> **Information shown**:
......

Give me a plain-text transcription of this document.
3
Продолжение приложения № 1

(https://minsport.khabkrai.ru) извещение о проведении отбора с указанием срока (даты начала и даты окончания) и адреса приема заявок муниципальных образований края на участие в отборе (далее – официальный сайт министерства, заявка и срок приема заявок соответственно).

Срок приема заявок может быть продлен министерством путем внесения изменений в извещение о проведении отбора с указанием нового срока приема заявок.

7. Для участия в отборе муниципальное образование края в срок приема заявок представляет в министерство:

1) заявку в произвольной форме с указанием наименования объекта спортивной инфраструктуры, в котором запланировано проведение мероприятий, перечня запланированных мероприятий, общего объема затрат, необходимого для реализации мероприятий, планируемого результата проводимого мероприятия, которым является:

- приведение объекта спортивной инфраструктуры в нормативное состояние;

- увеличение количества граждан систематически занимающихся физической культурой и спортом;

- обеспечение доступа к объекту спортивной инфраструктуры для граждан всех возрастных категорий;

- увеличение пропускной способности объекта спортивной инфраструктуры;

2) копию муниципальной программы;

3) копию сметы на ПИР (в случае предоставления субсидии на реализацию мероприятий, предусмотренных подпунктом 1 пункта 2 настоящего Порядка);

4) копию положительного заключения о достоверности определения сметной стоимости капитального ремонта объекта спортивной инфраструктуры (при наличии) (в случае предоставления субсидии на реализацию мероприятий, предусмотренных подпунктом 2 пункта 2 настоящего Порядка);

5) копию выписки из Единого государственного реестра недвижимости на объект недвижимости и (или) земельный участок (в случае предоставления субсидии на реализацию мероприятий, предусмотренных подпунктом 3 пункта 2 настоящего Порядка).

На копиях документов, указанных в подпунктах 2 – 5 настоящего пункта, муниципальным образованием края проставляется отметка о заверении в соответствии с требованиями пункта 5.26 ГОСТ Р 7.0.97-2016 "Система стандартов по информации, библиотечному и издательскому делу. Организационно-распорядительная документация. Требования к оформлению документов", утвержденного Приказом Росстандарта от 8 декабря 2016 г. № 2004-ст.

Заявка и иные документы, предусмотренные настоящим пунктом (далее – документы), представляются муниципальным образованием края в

......

> **The task**:
Write out all of the records once more, exactly.

> **Exercise answer**:
Give me a plain-text transcription of this document.
3
Продолжение приложения № 1

(https://minsport.khabkrai.ru) извещение о проведении отбора с указанием срока (даты начала и даты окончания) и адреса приема заявок муниципальных образований края на участие в отборе (далее – официальный сайт министерства, заявка и срок приема заявок соответственно).

Срок приема заявок может быть продлен министерством путем внесения изменений в извещение о проведении отбора с указанием нового срока приема заявок.

7. Для участия в отборе муниципальное образование края в срок приема заявок представляет в министерство:

1) заявку в произвольной форме с указанием наименования объекта спортивной инфраструктуры, в котором запланировано проведение мероприятий, перечня запланированных мероприятий, общего объема затрат, необходимого для реализации мероприятий, планируемого результата проводимого мероприятия, которым является:

- приведение объекта спортивной инфраструктуры в нормативное состояние;

- увеличение количества граждан систематически занимающихся физической культурой и спортом;

- обеспечение доступа к объекту спортивной инфраструктуры для граждан всех возрастных категорий;

- увеличение пропускной способности объекта спортивной инфраструктуры;

2) копию муниципальной программы;

3) копию сметы на ПИР (в случае предоставления субсидии на реализацию мероприятий, предусмотренных подпунктом 1 пункта 2 настоящего Порядка);

4) копию положительного заключения о достоверности определения сметной стоимости капитального ремонта объекта спортивной инфраструктуры (при наличии) (в случае предоставления субсидии на реализацию мероприятий, предусмотренных подпунктом 2 пункта 2 настоящего Порядка);

5) копию выписки из Единого государственного реестра недвижимости на объект недвижимости и (или) земельный участок (в случае предоставления субсидии на реализацию мероприятий, предусмотренных подпунктом 3 пункта 2 настоящего Порядка).

На копиях документов, указанных в подпунктах 2 – 5 настоящего пункта, муниципальным образованием края проставляется отметка о заверении в соответствии с требованиями пункта 5.26 ГОСТ Р 7.0.97-2016 "Система стандартов по информации, библиотечному и издательскому делу. Организационно-распорядительная документация. Требования к оформлению документов", утвержденного Приказом Росстандарта от 8 декабря 2016 г. № 2004-ст.

Заявка и иные документы, предусмотренные настоящим пунктом (далее – документы), представляются муниципальным образованием края в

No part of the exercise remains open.